▶ Exercise aim: Give the data below again exactly as written, without its pictures.

* START *

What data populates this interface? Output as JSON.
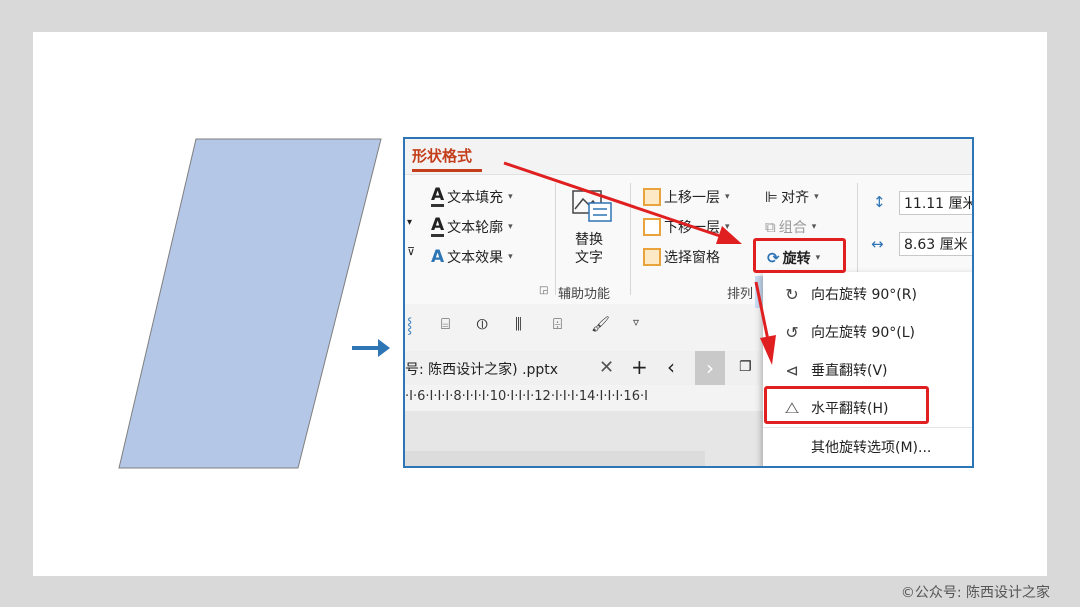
{
  "ribbon": {
    "tab_label": "形状格式",
    "text_fill": "文本填充",
    "text_outline": "文本轮廓",
    "text_effect": "文本效果",
    "alt_text_line1": "替换",
    "alt_text_line2": "文字",
    "accessibility_group": "辅助功能",
    "bring_forward": "上移一层",
    "send_backward": "下移一层",
    "selection_pane": "选择窗格",
    "align": "对齐",
    "group": "组合",
    "rotate": "旋转",
    "arrange_group": "排列",
    "height_value": "11.11 厘米",
    "width_value": "8.63 厘米"
  },
  "filebar": {
    "filename": "号: 陈西设计之家) .pptx"
  },
  "ruler": {
    "text": "·I·6·I·I·I·8·I·I·I·10·I·I·I·12·I·I·I·14·I·I·I·16·I"
  },
  "rotate_menu": {
    "items": [
      {
        "icon": "rotate-right-90-icon",
        "label": "向右旋转 90°(R)"
      },
      {
        "icon": "rotate-left-90-icon",
        "label": "向左旋转 90°(L)"
      },
      {
        "icon": "flip-vertical-icon",
        "label": "垂直翻转(V)"
      },
      {
        "icon": "flip-horizontal-icon",
        "label": "水平翻转(H)"
      },
      {
        "icon": "",
        "label": "其他旋转选项(M)..."
      }
    ]
  },
  "footer": "©公众号: 陈西设计之家",
  "colors": {
    "highlight": "#e02020",
    "parallelogram_fill": "#b4c7e7",
    "arrow_blue": "#2e75b6",
    "tab_red": "#c43e1c"
  }
}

* END *

▶ Result for this exercise:
What data populates this interface? Output as JSON.
{
  "ribbon": {
    "tab_label": "形状格式",
    "text_fill": "文本填充",
    "text_outline": "文本轮廓",
    "text_effect": "文本效果",
    "alt_text_line1": "替换",
    "alt_text_line2": "文字",
    "accessibility_group": "辅助功能",
    "bring_forward": "上移一层",
    "send_backward": "下移一层",
    "selection_pane": "选择窗格",
    "align": "对齐",
    "group": "组合",
    "rotate": "旋转",
    "arrange_group": "排列",
    "height_value": "11.11 厘米",
    "width_value": "8.63 厘米"
  },
  "filebar": {
    "filename": "号: 陈西设计之家) .pptx"
  },
  "ruler": {
    "text": "·I·6·I·I·I·8·I·I·I·10·I·I·I·12·I·I·I·14·I·I·I·16·I"
  },
  "rotate_menu": {
    "items": [
      {
        "icon": "rotate-right-90-icon",
        "label": "向右旋转 90°(R)"
      },
      {
        "icon": "rotate-left-90-icon",
        "label": "向左旋转 90°(L)"
      },
      {
        "icon": "flip-vertical-icon",
        "label": "垂直翻转(V)"
      },
      {
        "icon": "flip-horizontal-icon",
        "label": "水平翻转(H)"
      },
      {
        "icon": "",
        "label": "其他旋转选项(M)..."
      }
    ]
  },
  "footer": "©公众号: 陈西设计之家",
  "colors": {
    "highlight": "#e02020",
    "parallelogram_fill": "#b4c7e7",
    "arrow_blue": "#2e75b6",
    "tab_red": "#c43e1c"
  }
}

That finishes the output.